Your objective:
Gather up the lines with the word "name" in them.

>>

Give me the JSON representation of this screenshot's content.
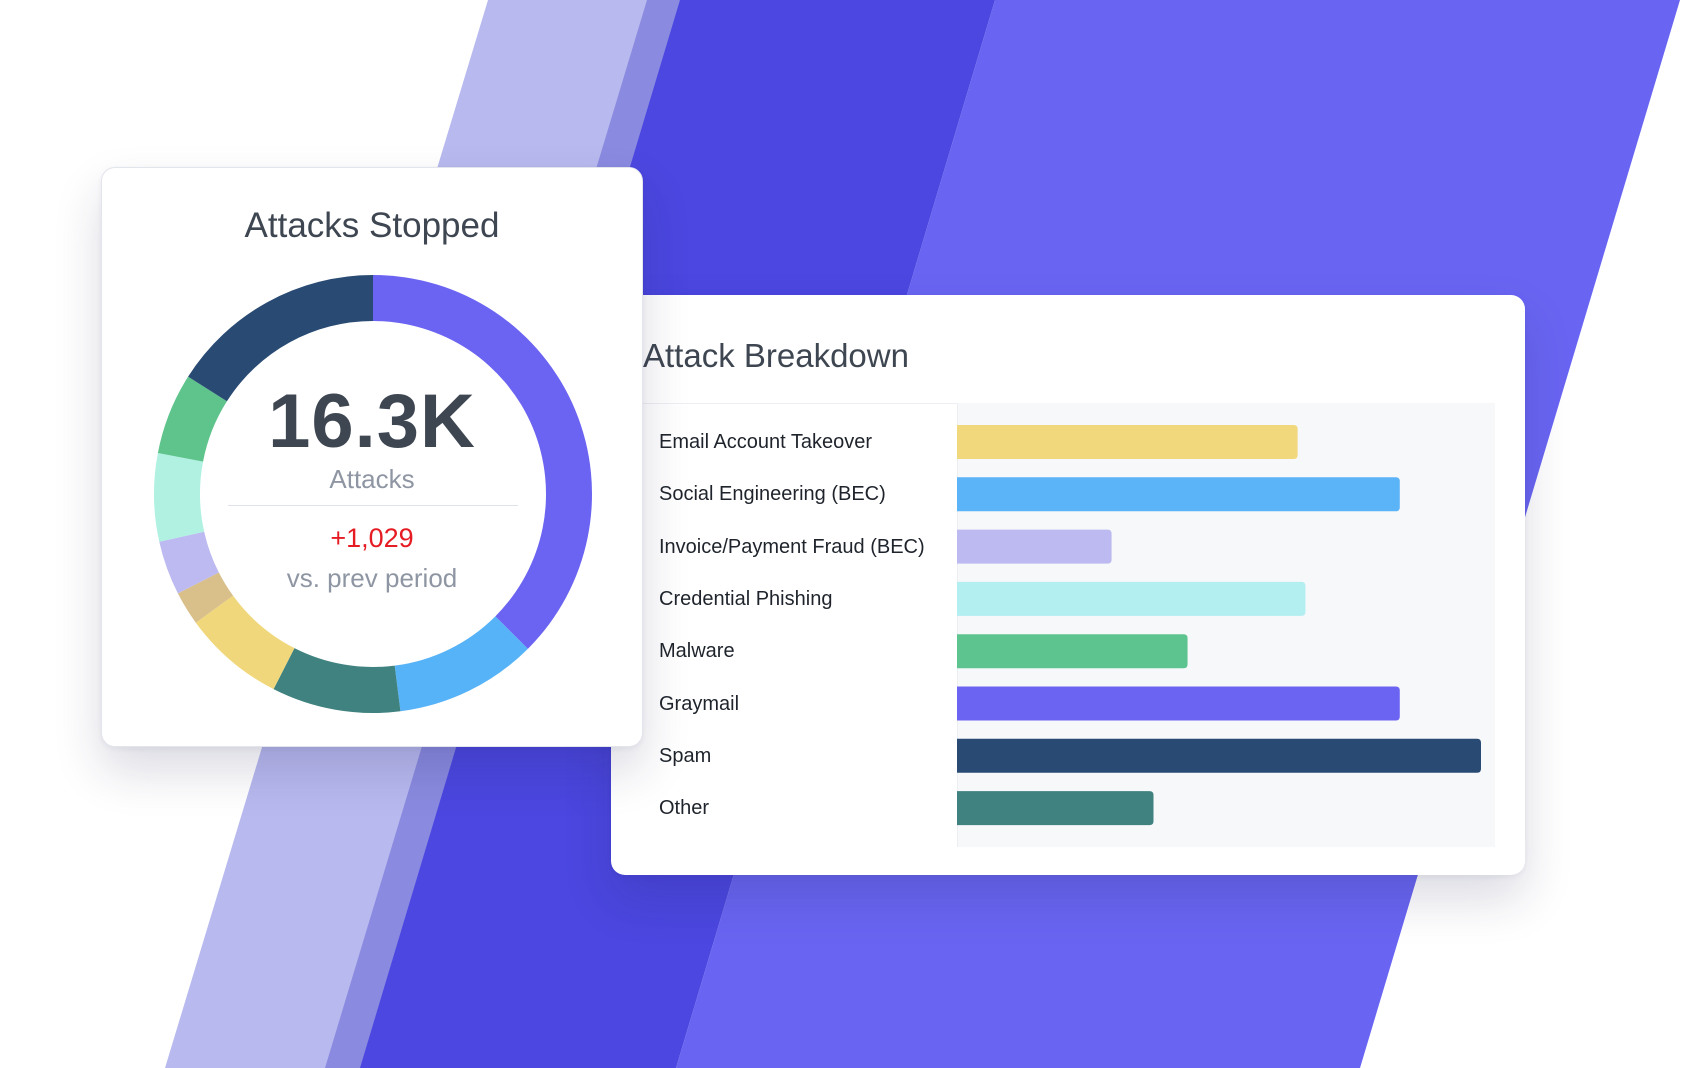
{
  "colors": {
    "bg_light": "#b8b9ee",
    "bg_mid": "#8a8ae0",
    "bg_dark": "#4b47e0",
    "bg_bright": "#6965f2"
  },
  "donut_card": {
    "title": "Attacks Stopped",
    "value": "16.3K",
    "unit": "Attacks",
    "delta": "+1,029",
    "delta_label": "vs. prev period"
  },
  "breakdown_card": {
    "title": "Attack Breakdown"
  },
  "chart_data": [
    {
      "type": "pie",
      "variant": "donut",
      "title": "Attacks Stopped",
      "total_label": "16.3K",
      "slices": [
        {
          "name": "Graymail",
          "value": 37.5,
          "color": "#6b63f2"
        },
        {
          "name": "Social Engineering (BEC)",
          "value": 10.5,
          "color": "#57b3f7"
        },
        {
          "name": "Other",
          "value": 9.5,
          "color": "#3f827f"
        },
        {
          "name": "Email Account Takeover",
          "value": 7.5,
          "color": "#f0d77b"
        },
        {
          "name": "Unlabeled segment",
          "value": 2.5,
          "color": "#d9c08a"
        },
        {
          "name": "Invoice/Payment Fraud (BEC)",
          "value": 4.0,
          "color": "#bcbaf0"
        },
        {
          "name": "Credential Phishing",
          "value": 6.5,
          "color": "#b0f1e1"
        },
        {
          "name": "Malware",
          "value": 6.0,
          "color": "#5ec48c"
        },
        {
          "name": "Spam",
          "value": 16.0,
          "color": "#284a73"
        }
      ]
    },
    {
      "type": "bar",
      "orientation": "horizontal",
      "title": "Attack Breakdown",
      "xlim": [
        0,
        100
      ],
      "categories": [
        "Email Account Takeover",
        "Social Engineering (BEC)",
        "Invoice/Payment Fraud (BEC)",
        "Credential Phishing",
        "Malware",
        "Graymail",
        "Spam",
        "Other"
      ],
      "values": [
        65,
        84.5,
        29.5,
        66.5,
        44,
        84.5,
        100,
        37.5
      ],
      "colors": [
        "#f1d87d",
        "#5bb3f8",
        "#bcbaf0",
        "#b3eef0",
        "#5ec48f",
        "#6b63f2",
        "#284a73",
        "#3f827f"
      ]
    }
  ]
}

<<

Output:
          "name": "Graymail",
          "name": "Social Engineering (BEC)",
          "name": "Other",
          "name": "Email Account Takeover",
          "name": "Unlabeled segment",
          "name": "Invoice/Payment Fraud (BEC)",
          "name": "Credential Phishing",
          "name": "Malware",
          "name": "Spam",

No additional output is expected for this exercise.